### SET EXERCISE
Wherever the string "Αθηνῶν" appears, copy the whole line.

━━━━━ SUPPLIED DATA

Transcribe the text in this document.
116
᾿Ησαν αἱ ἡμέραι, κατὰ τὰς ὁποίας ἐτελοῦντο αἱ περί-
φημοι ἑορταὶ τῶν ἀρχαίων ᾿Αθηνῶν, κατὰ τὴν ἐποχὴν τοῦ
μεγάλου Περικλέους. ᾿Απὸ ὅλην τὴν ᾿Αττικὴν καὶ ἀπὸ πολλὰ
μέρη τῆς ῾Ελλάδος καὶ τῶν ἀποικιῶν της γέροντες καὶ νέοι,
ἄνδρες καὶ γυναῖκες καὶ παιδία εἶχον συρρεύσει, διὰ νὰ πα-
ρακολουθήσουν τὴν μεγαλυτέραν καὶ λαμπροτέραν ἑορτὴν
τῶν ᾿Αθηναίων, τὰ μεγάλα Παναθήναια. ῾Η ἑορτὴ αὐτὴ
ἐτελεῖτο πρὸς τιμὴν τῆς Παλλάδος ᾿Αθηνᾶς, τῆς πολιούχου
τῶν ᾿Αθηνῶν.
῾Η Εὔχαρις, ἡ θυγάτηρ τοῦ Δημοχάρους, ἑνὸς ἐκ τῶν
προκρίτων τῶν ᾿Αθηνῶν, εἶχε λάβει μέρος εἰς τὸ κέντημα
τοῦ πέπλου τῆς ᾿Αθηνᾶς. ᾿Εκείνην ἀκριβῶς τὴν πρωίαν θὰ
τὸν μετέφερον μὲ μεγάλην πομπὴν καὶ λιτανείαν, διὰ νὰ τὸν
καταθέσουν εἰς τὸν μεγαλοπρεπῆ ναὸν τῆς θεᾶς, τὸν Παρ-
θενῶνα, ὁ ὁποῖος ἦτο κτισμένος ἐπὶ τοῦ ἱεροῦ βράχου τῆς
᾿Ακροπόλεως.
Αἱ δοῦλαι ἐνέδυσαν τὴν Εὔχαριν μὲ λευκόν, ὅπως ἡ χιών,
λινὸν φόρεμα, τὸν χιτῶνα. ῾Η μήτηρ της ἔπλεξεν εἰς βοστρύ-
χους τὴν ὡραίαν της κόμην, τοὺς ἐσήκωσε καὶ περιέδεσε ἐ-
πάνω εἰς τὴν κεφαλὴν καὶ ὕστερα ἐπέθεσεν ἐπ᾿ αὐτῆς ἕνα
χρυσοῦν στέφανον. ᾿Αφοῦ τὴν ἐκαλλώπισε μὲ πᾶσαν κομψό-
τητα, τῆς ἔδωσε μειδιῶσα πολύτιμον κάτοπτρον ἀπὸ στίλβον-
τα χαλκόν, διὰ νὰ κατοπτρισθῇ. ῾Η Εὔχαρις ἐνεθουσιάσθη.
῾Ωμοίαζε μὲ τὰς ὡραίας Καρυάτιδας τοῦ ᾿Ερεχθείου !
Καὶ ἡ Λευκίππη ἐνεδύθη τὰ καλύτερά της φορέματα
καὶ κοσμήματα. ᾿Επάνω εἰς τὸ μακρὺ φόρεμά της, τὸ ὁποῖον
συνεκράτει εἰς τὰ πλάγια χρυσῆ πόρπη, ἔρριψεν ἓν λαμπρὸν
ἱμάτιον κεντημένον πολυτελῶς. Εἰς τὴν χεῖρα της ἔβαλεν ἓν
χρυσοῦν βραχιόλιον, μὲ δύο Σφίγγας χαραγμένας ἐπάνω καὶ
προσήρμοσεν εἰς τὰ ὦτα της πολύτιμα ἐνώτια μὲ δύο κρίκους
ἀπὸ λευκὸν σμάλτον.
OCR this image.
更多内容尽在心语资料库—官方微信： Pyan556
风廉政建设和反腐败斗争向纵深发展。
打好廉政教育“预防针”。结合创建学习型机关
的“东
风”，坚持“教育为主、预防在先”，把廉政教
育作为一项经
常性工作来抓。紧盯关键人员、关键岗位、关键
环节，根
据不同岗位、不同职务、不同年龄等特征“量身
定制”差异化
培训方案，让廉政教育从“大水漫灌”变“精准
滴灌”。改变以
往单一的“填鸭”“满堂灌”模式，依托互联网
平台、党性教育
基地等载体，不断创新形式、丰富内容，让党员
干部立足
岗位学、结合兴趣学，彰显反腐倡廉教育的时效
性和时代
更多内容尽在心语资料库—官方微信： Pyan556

━━━━━━━━━━

### EXERCISE SOLUTION
φημοι ἑορταὶ τῶν ἀρχαίων ᾿Αθηνῶν, κατὰ τὴν ἐποχὴν τοῦ
τῶν ᾿Αθηνῶν.
προκρίτων τῶν ᾿Αθηνῶν, εἶχε λάβει μέρος εἰς τὸ κέντημα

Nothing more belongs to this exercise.